# [DESCRIPTION OF THE TASK]
Quote all entries exactly, leaving pictures aside.

━━━━━━

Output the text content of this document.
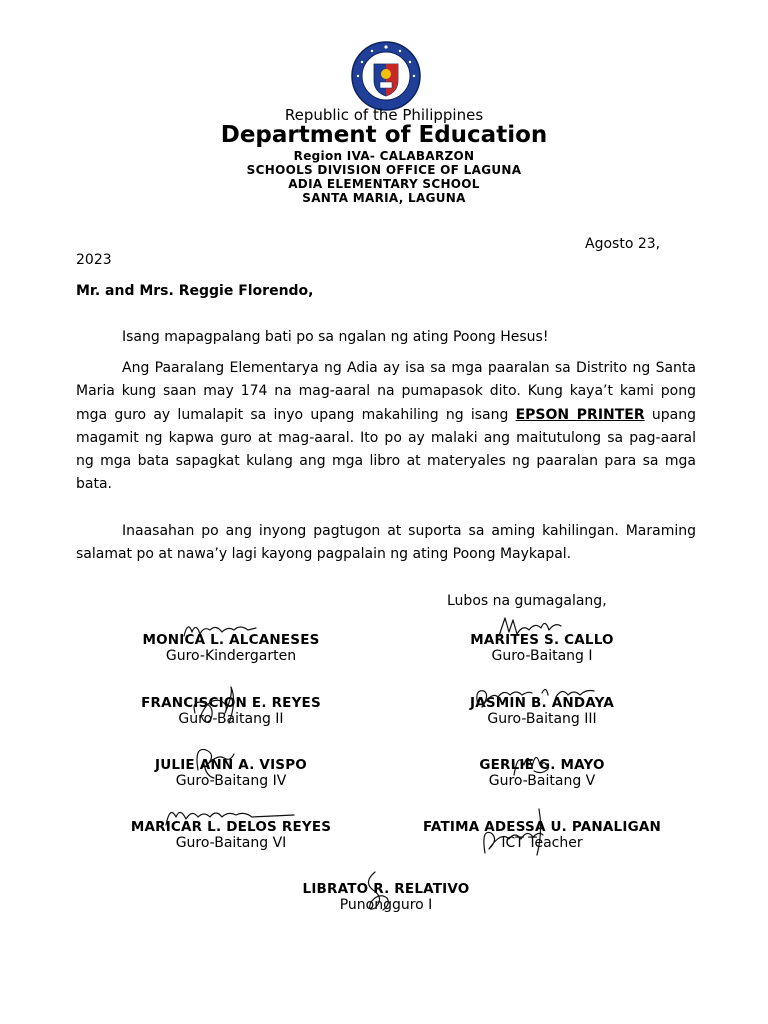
Republic of the Philippines
Department of Education
Region IVA- CALABARZON
SCHOOLS DIVISION OFFICE OF LAGUNA
ADIA ELEMENTARY SCHOOL
SANTA MARIA, LAGUNA
Agosto 23,
2023
Mr. and Mrs. Reggie Florendo,
Isang mapagpalang bati po sa ngalan ng ating Poong Hesus!
Ang Paaralang Elementarya ng Adia ay isa sa mga paaralan sa Distrito ng Santa Maria kung saan may 174 na mag-aaral na pumapasok dito. Kung kaya’t kami pong mga guro ay lumalapit sa inyo upang makahiling ng isang EPSON PRINTER upang magamit ng kapwa guro at mag-aaral. Ito po ay malaki ang maitutulong sa pag-aaral ng mga bata sapagkat kulang ang mga libro at materyales ng paaralan para sa mga bata.
Inaasahan po ang inyong pagtugon at suporta sa aming kahilingan. Maraming salamat po at nawa’y lagi kayong pagpalain ng ating Poong Maykapal.
Lubos na gumagalang,
MONICA L. ALCANESES
Guro-Kindergarten
MARITES S. CALLO
Guro-Baitang I
FRANCISCION E. REYES
Guro-Baitang II
JASMIN B. ANDAYA
Guro-Baitang III
JULIE ANN A. VISPO
Guro-Baitang IV
GERLIE G. MAYO
Guro-Baitang V
MARICAR L. DELOS REYES
Guro-Baitang VI
FATIMA ADESSA U. PANALIGAN
ICT Teacher
LIBRATO R. RELATIVO
Punongguro I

━━━━━━

# [OUTPUT]
Output the text content of this document.
Republic of the Philippines
Department of Education
Region IVA- CALABARZON
SCHOOLS DIVISION OFFICE OF LAGUNA
ADIA ELEMENTARY SCHOOL
SANTA MARIA, LAGUNA
Agosto 23,
2023
Mr. and Mrs. Reggie Florendo,
Isang mapagpalang bati po sa ngalan ng ating Poong Hesus!
Ang Paaralang Elementarya ng Adia ay isa sa mga paaralan sa Distrito ng Santa Maria kung saan may 174 na mag-aaral na pumapasok dito. Kung kaya’t kami pong mga guro ay lumalapit sa inyo upang makahiling ng isang EPSON PRINTER upang magamit ng kapwa guro at mag-aaral. Ito po ay malaki ang maitutulong sa pag-aaral ng mga bata sapagkat kulang ang mga libro at materyales ng paaralan para sa mga bata.
Inaasahan po ang inyong pagtugon at suporta sa aming kahilingan. Maraming salamat po at nawa’y lagi kayong pagpalain ng ating Poong Maykapal.
Lubos na gumagalang,
MONICA L. ALCANESES
Guro-Kindergarten
MARITES S. CALLO
Guro-Baitang I
FRANCISCION E. REYES
Guro-Baitang II
JASMIN B. ANDAYA
Guro-Baitang III
JULIE ANN A. VISPO
Guro-Baitang IV
GERLIE G. MAYO
Guro-Baitang V
MARICAR L. DELOS REYES
Guro-Baitang VI
FATIMA ADESSA U. PANALIGAN
ICT Teacher
LIBRATO R. RELATIVO
Punongguro I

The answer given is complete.